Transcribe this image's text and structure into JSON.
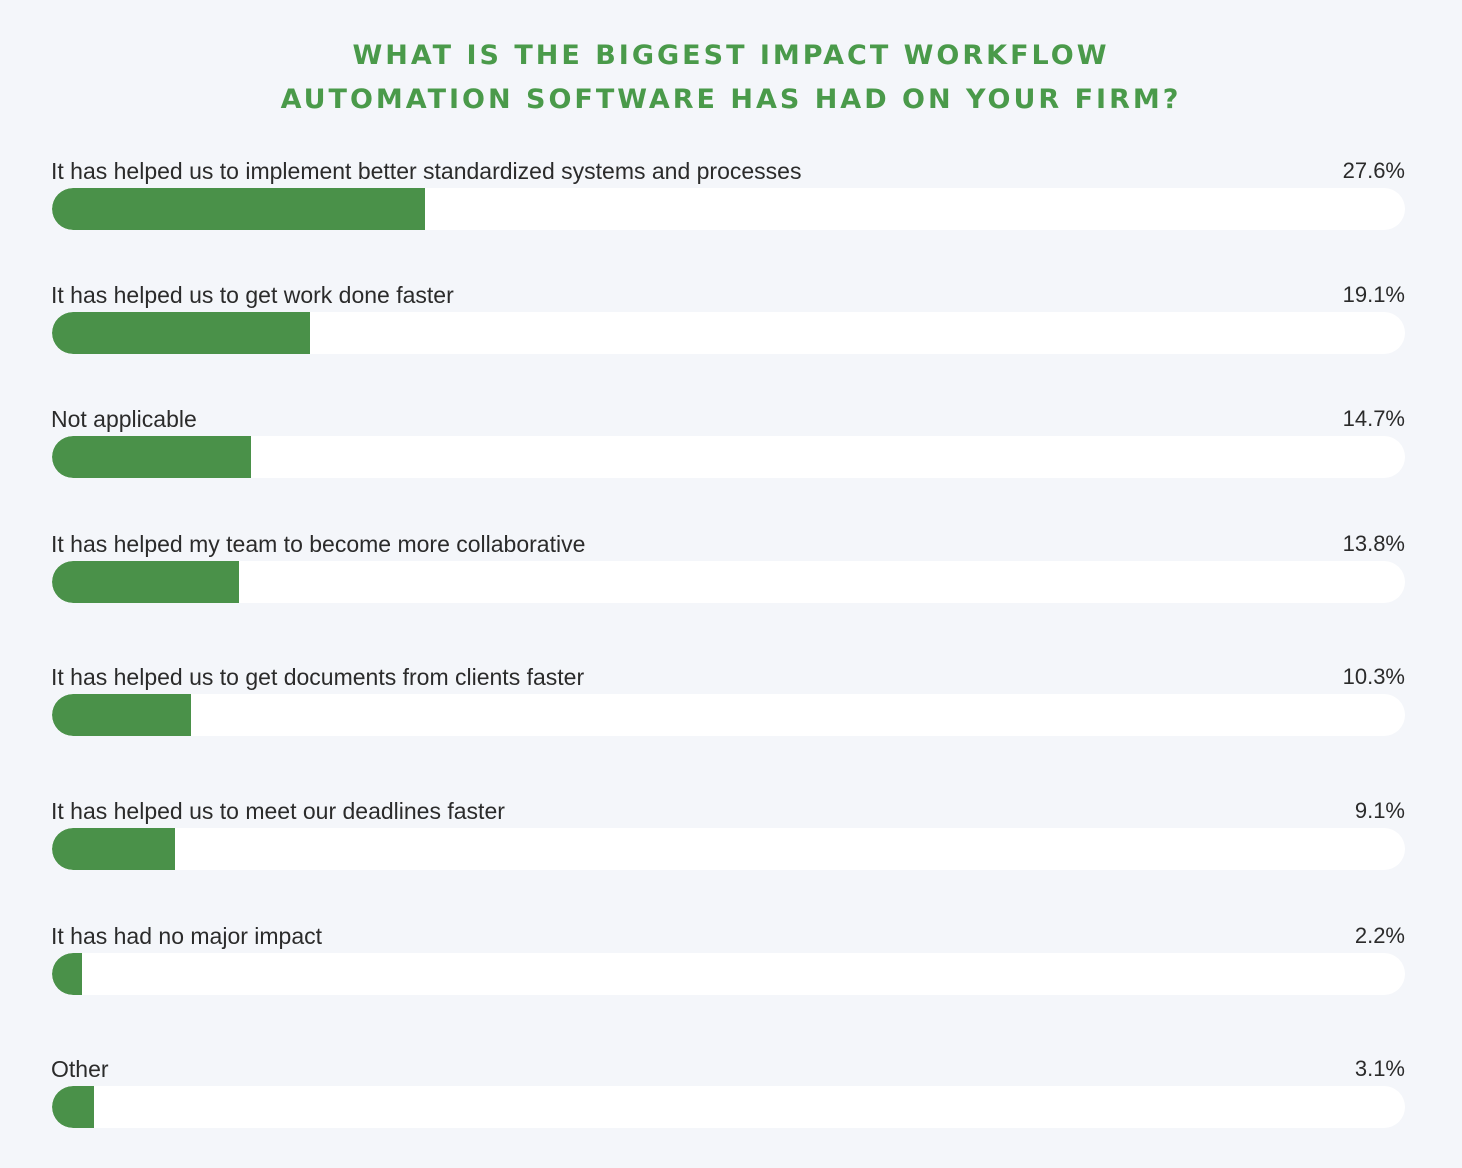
{
  "chart_data": {
    "type": "bar",
    "orientation": "horizontal",
    "title_lines": [
      "WHAT IS THE BIGGEST IMPACT WORKFLOW",
      "AUTOMATION SOFTWARE HAS HAD ON YOUR FIRM?"
    ],
    "categories": [
      "It has helped us to implement better standardized systems and processes",
      "It has helped us to get work done faster",
      "Not applicable",
      "It has helped my team to become more collaborative",
      "It has helped us to get documents from clients faster",
      "It has helped us to meet our deadlines faster",
      "It has had no major impact",
      "Other"
    ],
    "values": [
      27.6,
      19.1,
      14.7,
      13.8,
      10.3,
      9.1,
      2.2,
      3.1
    ],
    "value_labels": [
      "27.6%",
      "19.1%",
      "14.7%",
      "13.8%",
      "10.3%",
      "9.1%",
      "2.2%",
      "3.1%"
    ],
    "xlim": [
      0,
      100
    ],
    "unit": "%",
    "grid": false,
    "colors": {
      "bar": "#4a9149",
      "track": "#ffffff",
      "title": "#4a9a4a",
      "background": "#f4f6fa"
    }
  }
}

+++++

— YOUR INSTRUCTIONS —
Print all of the entries word for word. Omit the pictures they contain.

— COMPLETE OUTPUT —
Transcribe this image's text and structure into JSON.
{
  "chart_data": {
    "type": "bar",
    "orientation": "horizontal",
    "title_lines": [
      "WHAT IS THE BIGGEST IMPACT WORKFLOW",
      "AUTOMATION SOFTWARE HAS HAD ON YOUR FIRM?"
    ],
    "categories": [
      "It has helped us to implement better standardized systems and processes",
      "It has helped us to get work done faster",
      "Not applicable",
      "It has helped my team to become more collaborative",
      "It has helped us to get documents from clients faster",
      "It has helped us to meet our deadlines faster",
      "It has had no major impact",
      "Other"
    ],
    "values": [
      27.6,
      19.1,
      14.7,
      13.8,
      10.3,
      9.1,
      2.2,
      3.1
    ],
    "value_labels": [
      "27.6%",
      "19.1%",
      "14.7%",
      "13.8%",
      "10.3%",
      "9.1%",
      "2.2%",
      "3.1%"
    ],
    "xlim": [
      0,
      100
    ],
    "unit": "%",
    "grid": false,
    "colors": {
      "bar": "#4a9149",
      "track": "#ffffff",
      "title": "#4a9a4a",
      "background": "#f4f6fa"
    }
  }
}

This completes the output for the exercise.